Data entries for graphics
[Start]

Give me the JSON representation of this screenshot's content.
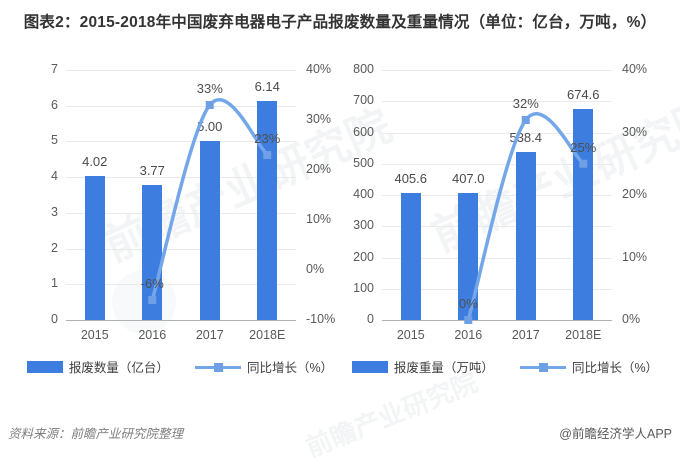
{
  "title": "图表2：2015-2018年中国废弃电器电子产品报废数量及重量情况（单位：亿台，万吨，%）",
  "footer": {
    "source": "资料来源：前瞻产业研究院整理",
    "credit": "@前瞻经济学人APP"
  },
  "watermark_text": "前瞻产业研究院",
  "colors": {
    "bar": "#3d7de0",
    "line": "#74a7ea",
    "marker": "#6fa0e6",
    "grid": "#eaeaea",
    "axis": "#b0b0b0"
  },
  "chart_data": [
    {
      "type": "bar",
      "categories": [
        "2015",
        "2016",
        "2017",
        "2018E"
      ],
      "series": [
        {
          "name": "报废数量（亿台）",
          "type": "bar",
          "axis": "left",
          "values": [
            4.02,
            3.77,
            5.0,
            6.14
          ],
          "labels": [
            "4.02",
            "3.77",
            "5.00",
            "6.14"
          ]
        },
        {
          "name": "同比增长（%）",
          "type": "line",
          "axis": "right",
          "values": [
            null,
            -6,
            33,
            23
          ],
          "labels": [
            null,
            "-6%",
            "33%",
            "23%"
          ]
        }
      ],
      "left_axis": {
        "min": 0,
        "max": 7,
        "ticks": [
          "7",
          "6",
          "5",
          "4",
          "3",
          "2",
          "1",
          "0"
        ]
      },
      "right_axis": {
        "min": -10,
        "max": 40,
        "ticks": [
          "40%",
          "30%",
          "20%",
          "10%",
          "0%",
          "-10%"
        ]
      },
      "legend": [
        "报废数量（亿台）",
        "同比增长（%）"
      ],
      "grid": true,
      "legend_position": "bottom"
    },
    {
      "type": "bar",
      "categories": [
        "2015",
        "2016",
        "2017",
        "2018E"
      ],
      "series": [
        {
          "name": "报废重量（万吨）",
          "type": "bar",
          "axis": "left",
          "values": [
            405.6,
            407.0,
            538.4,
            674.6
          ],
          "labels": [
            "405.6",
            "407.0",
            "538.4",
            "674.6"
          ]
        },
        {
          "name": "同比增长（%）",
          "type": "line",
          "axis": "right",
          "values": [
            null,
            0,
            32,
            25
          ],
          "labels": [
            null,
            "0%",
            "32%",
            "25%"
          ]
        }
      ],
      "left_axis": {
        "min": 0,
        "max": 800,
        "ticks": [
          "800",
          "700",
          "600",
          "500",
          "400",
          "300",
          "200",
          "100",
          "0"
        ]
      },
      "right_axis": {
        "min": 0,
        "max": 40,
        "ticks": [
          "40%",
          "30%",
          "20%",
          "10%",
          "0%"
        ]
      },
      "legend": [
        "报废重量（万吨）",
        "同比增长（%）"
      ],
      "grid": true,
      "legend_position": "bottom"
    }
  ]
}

[End]
[Start]

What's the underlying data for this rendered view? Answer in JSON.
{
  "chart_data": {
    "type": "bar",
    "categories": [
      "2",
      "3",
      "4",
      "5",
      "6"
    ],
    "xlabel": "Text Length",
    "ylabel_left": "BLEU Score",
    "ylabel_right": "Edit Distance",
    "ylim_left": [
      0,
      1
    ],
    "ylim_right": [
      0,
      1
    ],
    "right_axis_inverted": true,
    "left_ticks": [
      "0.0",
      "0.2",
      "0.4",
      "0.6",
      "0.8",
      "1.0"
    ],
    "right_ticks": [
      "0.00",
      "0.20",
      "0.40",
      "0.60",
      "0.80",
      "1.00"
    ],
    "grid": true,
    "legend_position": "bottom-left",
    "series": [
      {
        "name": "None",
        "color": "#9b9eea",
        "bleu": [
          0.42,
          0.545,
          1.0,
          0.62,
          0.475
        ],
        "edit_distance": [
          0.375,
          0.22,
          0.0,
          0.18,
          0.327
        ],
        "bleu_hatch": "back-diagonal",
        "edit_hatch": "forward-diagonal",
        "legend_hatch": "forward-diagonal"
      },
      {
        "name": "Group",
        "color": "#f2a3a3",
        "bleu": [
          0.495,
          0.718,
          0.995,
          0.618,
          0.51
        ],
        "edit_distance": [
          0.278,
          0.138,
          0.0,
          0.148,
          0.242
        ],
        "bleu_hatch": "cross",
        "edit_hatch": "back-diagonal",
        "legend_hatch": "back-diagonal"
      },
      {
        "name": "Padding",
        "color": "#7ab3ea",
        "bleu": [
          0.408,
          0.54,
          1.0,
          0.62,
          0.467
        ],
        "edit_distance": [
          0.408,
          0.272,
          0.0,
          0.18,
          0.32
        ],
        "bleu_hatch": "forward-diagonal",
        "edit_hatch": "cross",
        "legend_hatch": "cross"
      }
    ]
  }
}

[End]

◆ Exercise instructions ◆
Pull out all lines from the listing that contain the string "JSON".

◆ Answer to the problem ◆
Give me the JSON representation of this screenshot's content.
What's the underlying data for this rendered view? Answer in JSON.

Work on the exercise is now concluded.